- _GIVEN TASK_
Gather all lines containing the string "Bortle" and copy them out.
━━━━━ DATA ━━━━━
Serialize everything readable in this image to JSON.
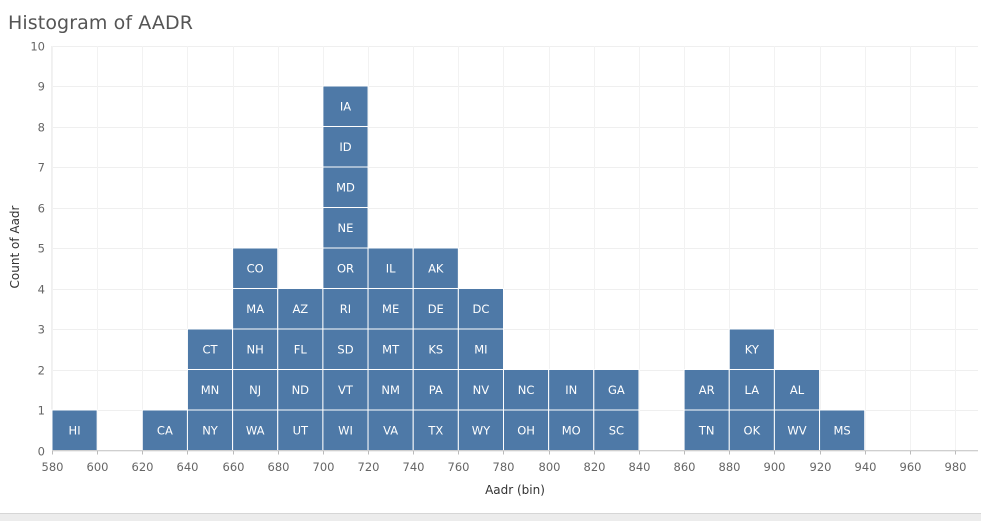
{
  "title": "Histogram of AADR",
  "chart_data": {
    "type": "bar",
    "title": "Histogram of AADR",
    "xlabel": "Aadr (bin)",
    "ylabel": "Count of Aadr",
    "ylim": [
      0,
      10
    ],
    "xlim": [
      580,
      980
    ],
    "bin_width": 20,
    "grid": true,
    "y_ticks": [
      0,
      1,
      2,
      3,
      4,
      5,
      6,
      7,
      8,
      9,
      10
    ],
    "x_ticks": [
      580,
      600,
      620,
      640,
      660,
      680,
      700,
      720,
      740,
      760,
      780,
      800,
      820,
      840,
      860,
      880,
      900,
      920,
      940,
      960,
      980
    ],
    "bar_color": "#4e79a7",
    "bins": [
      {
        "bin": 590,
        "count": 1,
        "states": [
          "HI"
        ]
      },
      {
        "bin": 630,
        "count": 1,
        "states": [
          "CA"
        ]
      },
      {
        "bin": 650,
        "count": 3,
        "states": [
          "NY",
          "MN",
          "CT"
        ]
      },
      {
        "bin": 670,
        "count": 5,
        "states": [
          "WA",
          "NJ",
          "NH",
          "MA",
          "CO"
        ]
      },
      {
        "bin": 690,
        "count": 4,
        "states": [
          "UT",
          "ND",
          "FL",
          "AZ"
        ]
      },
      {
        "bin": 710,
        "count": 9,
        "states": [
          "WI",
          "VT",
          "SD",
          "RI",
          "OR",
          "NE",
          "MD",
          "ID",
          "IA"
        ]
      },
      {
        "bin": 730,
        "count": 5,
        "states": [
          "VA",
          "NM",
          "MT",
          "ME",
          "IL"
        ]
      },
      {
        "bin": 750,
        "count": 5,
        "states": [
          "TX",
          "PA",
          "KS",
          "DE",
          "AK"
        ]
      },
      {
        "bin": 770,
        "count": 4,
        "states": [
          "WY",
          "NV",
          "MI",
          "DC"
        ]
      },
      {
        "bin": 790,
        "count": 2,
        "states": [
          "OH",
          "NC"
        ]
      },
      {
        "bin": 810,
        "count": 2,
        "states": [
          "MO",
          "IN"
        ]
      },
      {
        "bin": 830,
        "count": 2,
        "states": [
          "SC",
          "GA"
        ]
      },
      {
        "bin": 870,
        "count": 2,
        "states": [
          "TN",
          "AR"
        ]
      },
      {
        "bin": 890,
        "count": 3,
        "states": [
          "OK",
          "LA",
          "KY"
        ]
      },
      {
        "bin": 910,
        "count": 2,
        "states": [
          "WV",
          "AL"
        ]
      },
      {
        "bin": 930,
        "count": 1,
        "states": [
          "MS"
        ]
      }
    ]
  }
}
━━━━━
━━━━━ DATA ━━━━━
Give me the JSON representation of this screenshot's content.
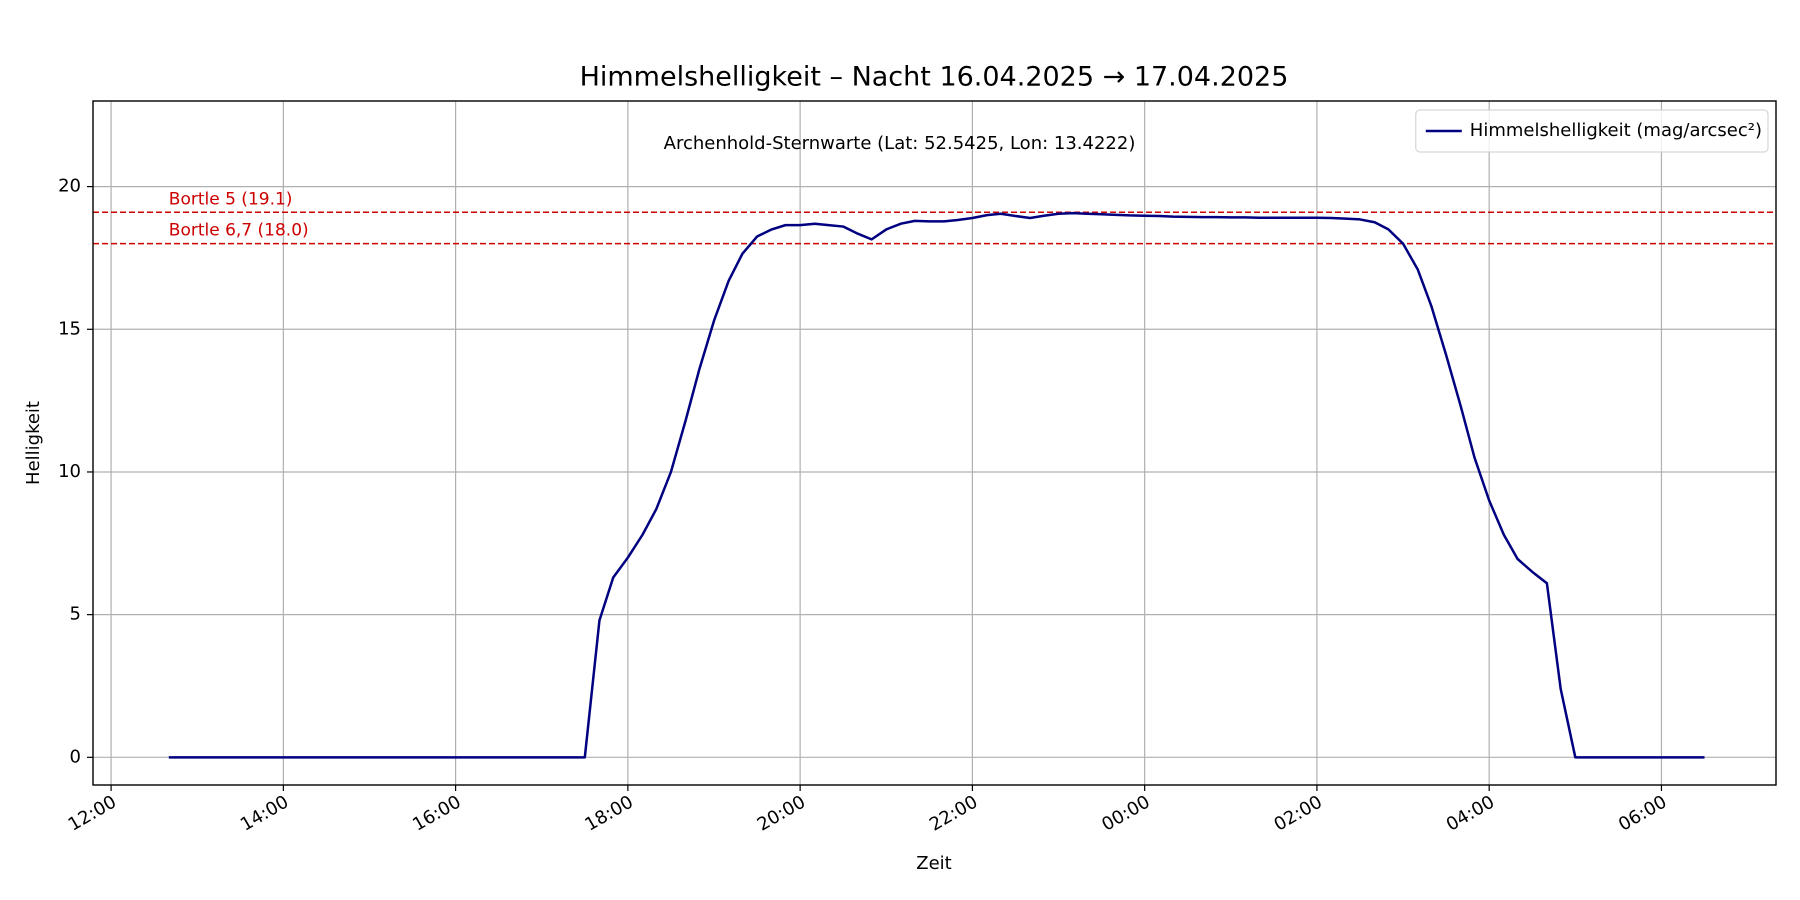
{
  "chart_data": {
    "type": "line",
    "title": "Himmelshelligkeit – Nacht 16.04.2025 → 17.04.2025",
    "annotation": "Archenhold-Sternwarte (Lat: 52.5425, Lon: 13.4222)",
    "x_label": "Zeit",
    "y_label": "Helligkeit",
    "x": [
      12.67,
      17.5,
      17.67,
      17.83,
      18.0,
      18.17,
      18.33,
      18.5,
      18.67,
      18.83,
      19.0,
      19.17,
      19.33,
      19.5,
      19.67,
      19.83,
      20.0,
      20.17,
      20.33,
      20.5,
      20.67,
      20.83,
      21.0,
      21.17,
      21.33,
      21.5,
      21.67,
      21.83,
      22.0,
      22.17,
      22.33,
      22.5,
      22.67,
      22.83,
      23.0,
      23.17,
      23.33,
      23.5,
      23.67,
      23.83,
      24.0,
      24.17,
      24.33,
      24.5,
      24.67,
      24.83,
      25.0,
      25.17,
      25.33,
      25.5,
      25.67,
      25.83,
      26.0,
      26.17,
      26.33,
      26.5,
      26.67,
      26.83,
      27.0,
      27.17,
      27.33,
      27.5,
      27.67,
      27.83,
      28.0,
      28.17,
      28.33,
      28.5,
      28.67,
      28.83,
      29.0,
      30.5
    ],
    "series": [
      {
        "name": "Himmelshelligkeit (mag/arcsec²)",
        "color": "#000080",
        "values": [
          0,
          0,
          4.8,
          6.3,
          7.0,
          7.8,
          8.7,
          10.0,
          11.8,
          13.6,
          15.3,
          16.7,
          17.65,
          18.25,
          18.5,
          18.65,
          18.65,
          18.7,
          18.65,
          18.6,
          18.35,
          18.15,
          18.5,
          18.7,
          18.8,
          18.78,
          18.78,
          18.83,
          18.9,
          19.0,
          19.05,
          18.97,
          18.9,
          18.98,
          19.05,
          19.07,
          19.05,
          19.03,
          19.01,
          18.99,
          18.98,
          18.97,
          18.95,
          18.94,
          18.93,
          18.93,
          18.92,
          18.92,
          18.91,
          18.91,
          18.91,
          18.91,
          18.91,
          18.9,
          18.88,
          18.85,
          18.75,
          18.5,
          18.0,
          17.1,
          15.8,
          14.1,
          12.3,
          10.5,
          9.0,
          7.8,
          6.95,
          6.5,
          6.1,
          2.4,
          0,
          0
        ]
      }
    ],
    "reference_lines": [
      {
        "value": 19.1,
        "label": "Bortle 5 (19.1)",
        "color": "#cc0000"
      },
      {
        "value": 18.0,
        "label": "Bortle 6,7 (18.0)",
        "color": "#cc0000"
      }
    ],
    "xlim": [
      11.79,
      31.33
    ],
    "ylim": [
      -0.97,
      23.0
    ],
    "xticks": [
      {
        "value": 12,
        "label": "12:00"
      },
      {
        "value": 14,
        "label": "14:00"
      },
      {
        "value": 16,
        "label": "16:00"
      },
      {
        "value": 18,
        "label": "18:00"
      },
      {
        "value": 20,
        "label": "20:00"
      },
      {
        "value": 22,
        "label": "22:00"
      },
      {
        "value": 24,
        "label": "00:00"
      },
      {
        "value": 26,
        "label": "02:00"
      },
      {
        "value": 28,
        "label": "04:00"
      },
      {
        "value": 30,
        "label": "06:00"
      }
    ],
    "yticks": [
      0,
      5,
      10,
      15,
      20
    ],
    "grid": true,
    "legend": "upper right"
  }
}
━━━━━
- _WRITTEN ANSWER_
        "label": "Bortle 5 (19.1)",
        "label": "Bortle 6,7 (18.0)",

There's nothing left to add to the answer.